**EXERCISE AIM**
All lines holding the string "Лобби" are to be shown.

Excerpt from a dataset
## Begin

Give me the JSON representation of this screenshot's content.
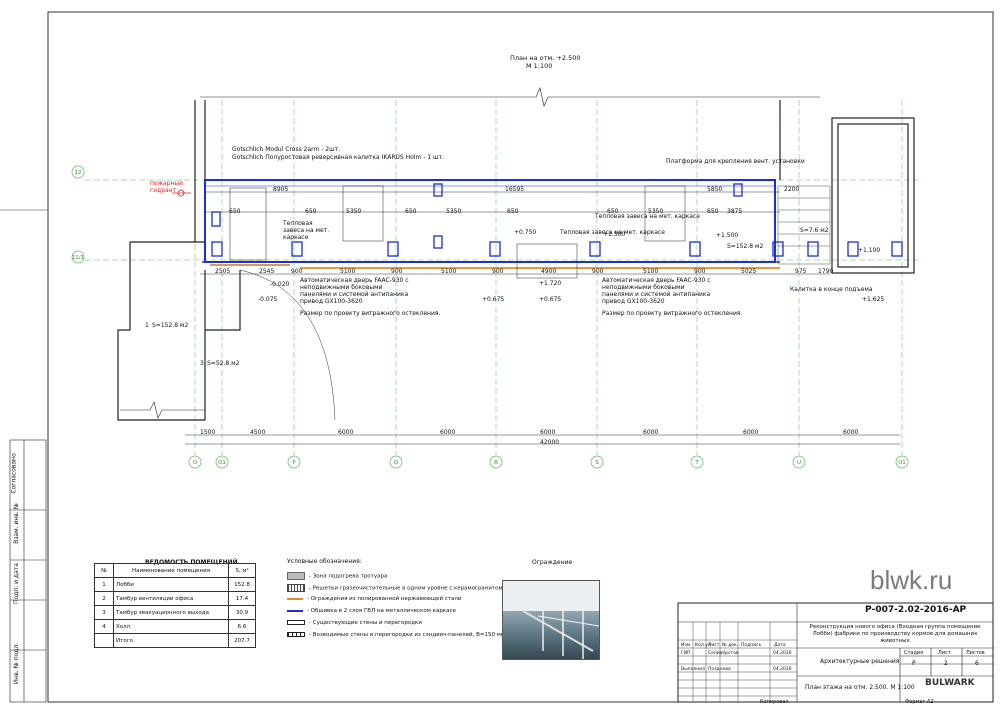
{
  "plan_title": "План на отм. +2.500",
  "plan_scale": "М 1:100",
  "notes": {
    "gotschlich1": "Gotschlich Modul Cross 2arm - 2шт.",
    "gotschlich2": "Gotschlich Полуростовая реверсивная калитка IKARUS Holm - 1 шт.",
    "platform": "Платформа для крепления вент. установки",
    "fire_alarm": "пожарный гидрант",
    "curtain1": "Тепловая завеса на мет. каркасе",
    "curtain2": "Тепловая завеса на мет. каркасе",
    "curtain3": "Тепловая завеса на мет. каркасе",
    "door1": "Автоматическая дверь FAAC-930 с неподвижными боковыми панелями и системой антипаника привод GX100-3620",
    "door1_note": "Размер по проекту витражного остекления.",
    "door2": "Автоматическая дверь FAAC-930 с неподвижными боковыми панелями и системой антипаника привод GX100-3620",
    "door2_note": "Размер по проекту витражного остекления.",
    "lift_note": "Калитка в конце подъема",
    "area1": "S=152.8 м2",
    "area1_marker": "1",
    "area3": "S=52.8 м2",
    "area3_marker": "3",
    "area4": "S=7.6 м2",
    "area_main": "S=152.8 м2"
  },
  "dims": {
    "top_row": [
      "8905",
      "16595",
      "5850",
      "2200"
    ],
    "second_row": [
      "650",
      "650",
      "5350",
      "650",
      "5350",
      "650",
      "650",
      "5350",
      "650",
      "3875"
    ],
    "bottom_row": [
      "2505",
      "2545",
      "900",
      "5100",
      "900",
      "5100",
      "900",
      "4900",
      "900",
      "5100",
      "900",
      "5025",
      "975",
      "1790"
    ],
    "total_row": [
      "1500",
      "4500",
      "6000",
      "6000",
      "6000",
      "6000",
      "6000",
      "6000"
    ],
    "total": "42000",
    "levels": [
      "+1.500",
      "+1.500",
      "+1.100",
      "+1.625",
      "+0.750",
      "+0.675",
      "-0.075",
      "-0.020",
      "+1.720",
      "+0.675"
    ]
  },
  "axes": [
    "О",
    "О1",
    "Р",
    "Q",
    "R",
    "S",
    "T",
    "U",
    "U1"
  ],
  "row_axes": [
    "12",
    "11/1"
  ],
  "side_strip": [
    "Согласовано",
    "Взам. инв. №",
    "Подп. и дата",
    "Инв. № подл."
  ],
  "rooms_table": {
    "title": "ВЕДОМОСТЬ ПОМЕЩЕНИЙ",
    "headers": [
      "№",
      "Наименование помещения",
      "S, м²"
    ],
    "rows": [
      [
        "1",
        "Лобби",
        "152.8"
      ],
      [
        "2",
        "Тамбур вентиляции офиса",
        "17.4"
      ],
      [
        "3",
        "Тамбур эвакуационного выхода",
        "30.9"
      ],
      [
        "4",
        "Холл",
        "6.6"
      ],
      [
        "",
        "Итого",
        "207.7"
      ]
    ]
  },
  "legend": {
    "title": "Условные обозначения:",
    "items": [
      "- Зона подогрева тротуара",
      "- Решетки грязеочистительные в одном уровне с керамогранитом",
      "- Ограждения из полированной нержавеющей стали",
      "- Обшивка в 2 слоя ГВЛ на металлическом каркасе",
      "- Существующие стены и перегородки",
      "- Возводимые стены и перегородки из сэндвич-панелей, В=150 мм"
    ]
  },
  "photo_title": "Ограждение",
  "stamp": {
    "code": "Р-007-2.02-2016-АР",
    "description": "Реконструкция нового офиса (Входная группа помещение Лобби) фабрики по производству кормов для домашних животных",
    "section": "Архитектурные решения",
    "sheet_title": "План этажа на отм. 2.500. М 1:100",
    "stage_h": "Стадия",
    "sheet_h": "Лист",
    "sheets_h": "Листов",
    "stage": "Р",
    "sheet": "2",
    "sheets": "6",
    "col_heads": [
      "Изм.",
      "Кол.уч",
      "Лист",
      "№ док.",
      "Подпись",
      "Дата"
    ],
    "role1": "ГИП",
    "name1": "Селивёрстов",
    "date1": "04.2016",
    "role2": "Выполнил",
    "name2": "Позднова",
    "date2": "04.2016",
    "copied": "Копировал",
    "format": "Формат А2",
    "company": "BULWARK"
  },
  "watermark": "blwk.ru"
}
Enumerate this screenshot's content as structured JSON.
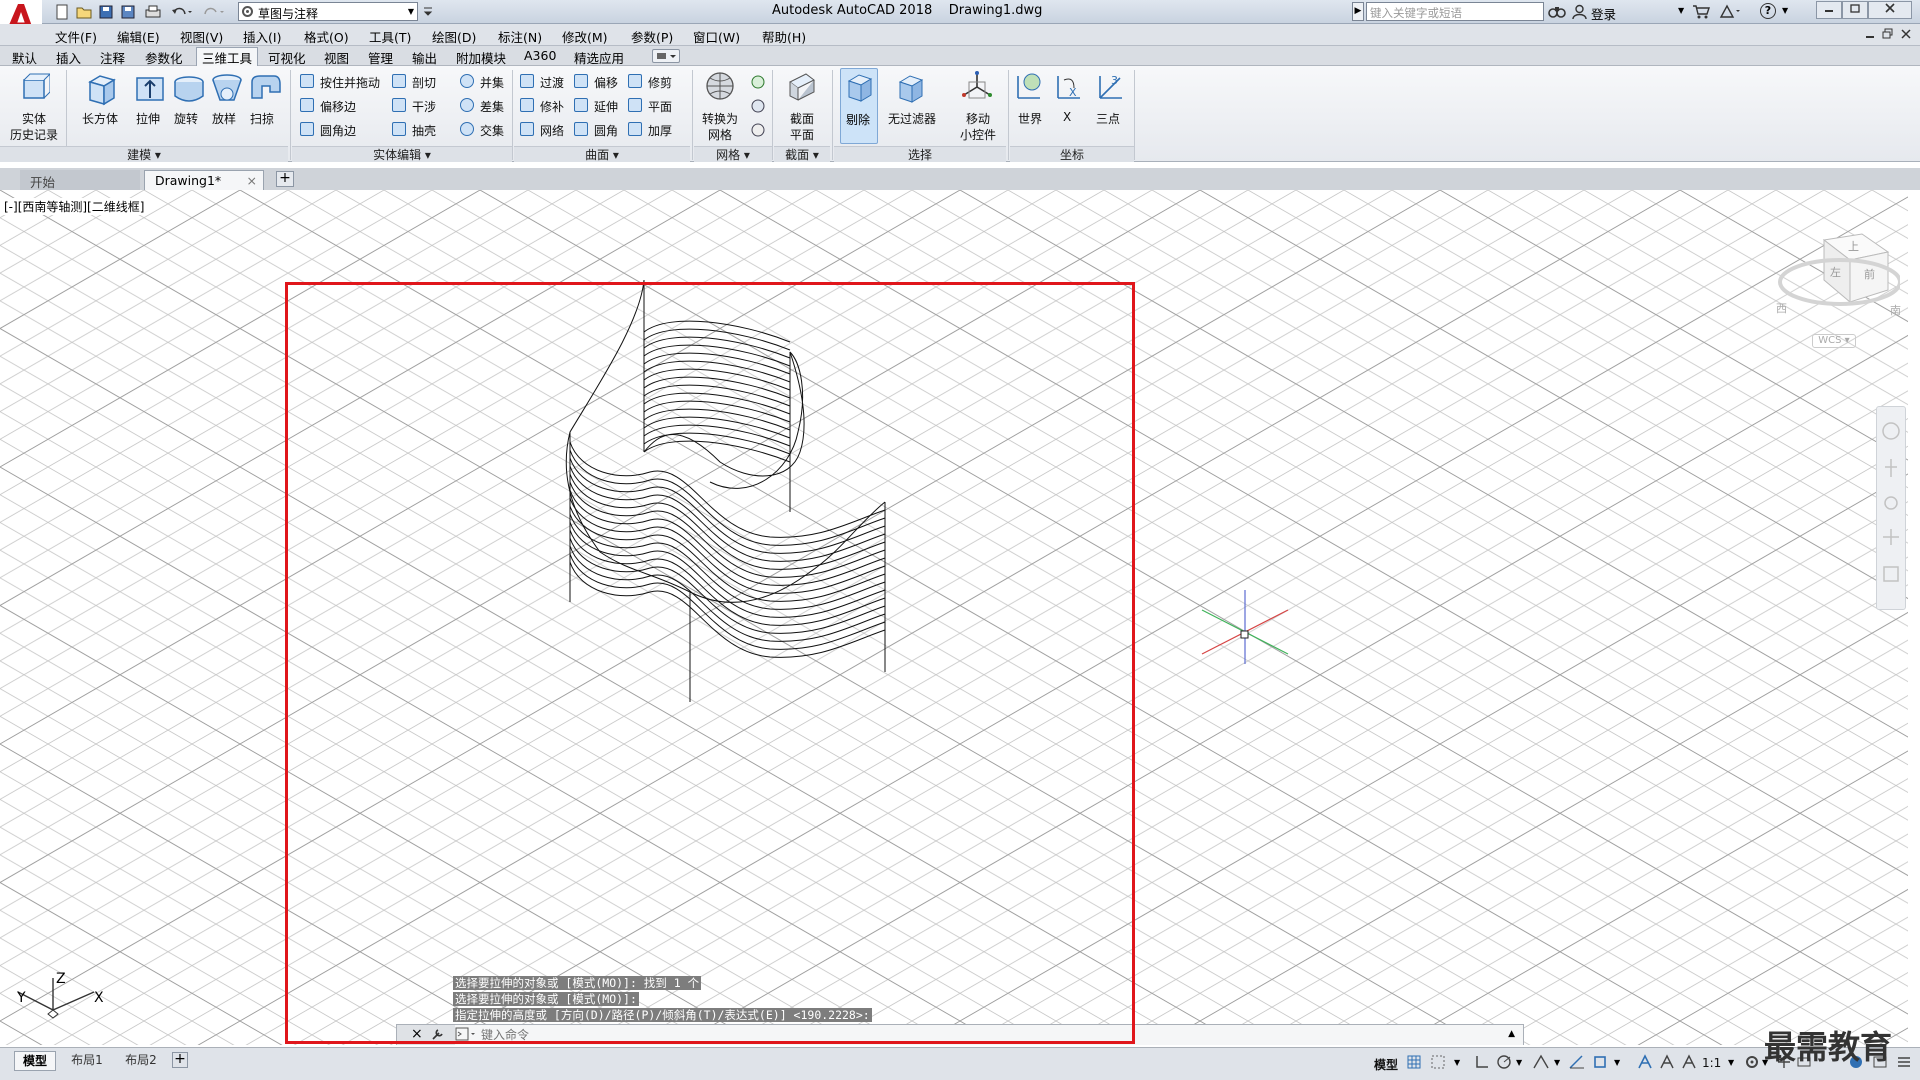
{
  "title": {
    "app_name": "Autodesk AutoCAD 2018",
    "file_name": "Drawing1.dwg"
  },
  "quick_access": {
    "workspace": "草图与注释"
  },
  "search": {
    "placeholder": "键入关键字或短语",
    "login_label": "登录"
  },
  "menu": [
    "文件(F)",
    "编辑(E)",
    "视图(V)",
    "插入(I)",
    "格式(O)",
    "工具(T)",
    "绘图(D)",
    "标注(N)",
    "修改(M)",
    "参数(P)",
    "窗口(W)",
    "帮助(H)"
  ],
  "ribbon_tabs": [
    "默认",
    "插入",
    "注释",
    "参数化",
    "三维工具",
    "可视化",
    "视图",
    "管理",
    "输出",
    "附加模块",
    "A360",
    "精选应用"
  ],
  "active_ribbon_tab": "三维工具",
  "ribbon": {
    "history_line1": "实体",
    "history_line2": "历史记录",
    "modeling_tools": [
      "长方体",
      "拉伸",
      "旋转",
      "放样",
      "扫掠"
    ],
    "solid_edit_col1": [
      "按住并拖动",
      "偏移边",
      "圆角边"
    ],
    "solid_edit_col2": [
      "剖切",
      "干涉",
      "抽壳"
    ],
    "solid_edit_col3": [
      "并集",
      "差集",
      "交集"
    ],
    "surface_col1": [
      "过渡",
      "修补",
      "网络"
    ],
    "surface_col2": [
      "偏移",
      "延伸",
      "圆角"
    ],
    "surface_col3": [
      "修剪",
      "平面",
      "加厚"
    ],
    "mesh_line1": "转换为",
    "mesh_line2": "网格",
    "section_line1": "截面",
    "section_line2": "平面",
    "select_tools": [
      "剔除",
      "无过滤器"
    ],
    "gizmo_line1": "移动",
    "gizmo_line2": "小控件",
    "coord_tools": [
      "世界",
      "X",
      "三点"
    ],
    "panels": [
      "建模",
      "实体编辑",
      "曲面",
      "网格",
      "截面",
      "选择",
      "坐标"
    ]
  },
  "file_tabs": [
    "开始",
    "Drawing1*"
  ],
  "viewport": {
    "label": "[-][西南等轴测][二维线框]"
  },
  "viewcube": {
    "top": "上",
    "front": "前",
    "left": "左",
    "south": "南",
    "west": "西",
    "wcs": "WCS"
  },
  "ucs": {
    "x": "X",
    "y": "Y",
    "z": "Z"
  },
  "command": {
    "history": [
      "选择要拉伸的对象或 [模式(MO)]: 找到 1 个",
      "选择要拉伸的对象或 [模式(MO)]:",
      "指定拉伸的高度或 [方向(D)/路径(P)/倾斜角(T)/表达式(E)] <190.2228>:"
    ],
    "placeholder": "键入命令"
  },
  "layout_tabs": [
    "模型",
    "布局1",
    "布局2"
  ],
  "status": {
    "mode": "模型",
    "scale": "1:1"
  },
  "watermark": "最需教育"
}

## End

**ANSWER TO THIS PROBLEM**
        "Лобби",
    "description": "Реконструкция нового офиса (Входная группа помещение Лобби) фабрики по производству кормов для домашних животных",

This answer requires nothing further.